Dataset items
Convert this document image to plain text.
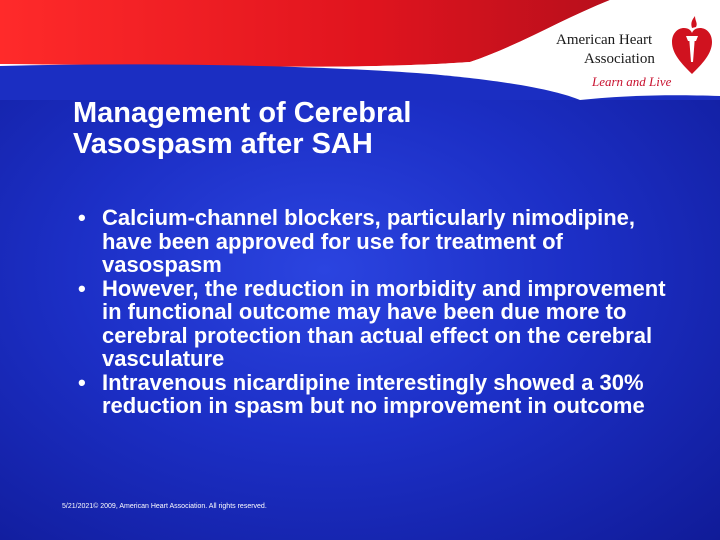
American Heart
Association
Learn and Live
Management of Cerebral
Vasospasm after SAH
• Calcium-channel blockers, particularly nimodipine, have been approved for use for treatment of vasospasm
• However, the reduction in morbidity and improvement in functional outcome may have been due more to cerebral protection than actual effect on the cerebral vasculature
• Intravenous nicardipine interestingly showed a 30% reduction in spasm but no improvement in outcome
5/21/2021© 2009, American Heart Association. All rights reserved.
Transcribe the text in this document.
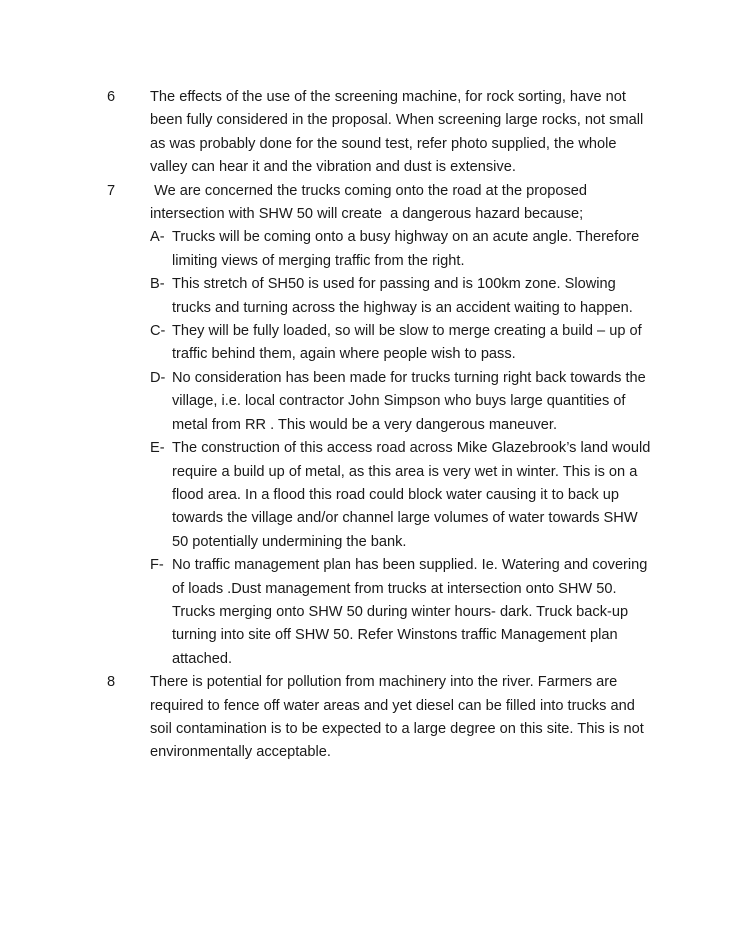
6 The effects of the use of the screening machine, for rock sorting, have not been fully considered in the proposal. When screening large rocks, not small as was probably done for the sound test, refer photo supplied, the whole valley can hear it and the vibration and dust is extensive.
7 We are concerned the trucks coming onto the road at the proposed intersection with SHW 50 will create  a dangerous hazard because;
A- Trucks will be coming onto a busy highway on an acute angle. Therefore limiting views of merging traffic from the right.
B- This stretch of SH50 is used for passing and is 100km zone. Slowing trucks and turning across the highway is an accident waiting to happen.
C- They will be fully loaded, so will be slow to merge creating a build – up of traffic behind them, again where people wish to pass.
D- No consideration has been made for trucks turning right back towards the village, i.e. local contractor John Simpson who buys large quantities of metal from RR . This would be a very dangerous maneuver.
E- The construction of this access road across Mike Glazebrook’s land would require a build up of metal, as this area is very wet in winter. This is on a flood area. In a flood this road could block water causing it to back up towards the village and/or channel large volumes of water towards SHW 50 potentially undermining the bank.
F- No traffic management plan has been supplied. Ie. Watering and covering of loads .Dust management from trucks at intersection onto SHW 50. Trucks merging onto SHW 50 during winter hours- dark. Truck back-up turning into site off SHW 50. Refer Winstons traffic Management plan attached.
8 There is potential for pollution from machinery into the river. Farmers are required to fence off water areas and yet diesel can be filled into trucks and soil contamination is to be expected to a large degree on this site. This is not environmentally acceptable.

WORK INSTRUCTIONS
Report only the number of lines in the data above that contain "supplied".

ANSWER IN FULL
2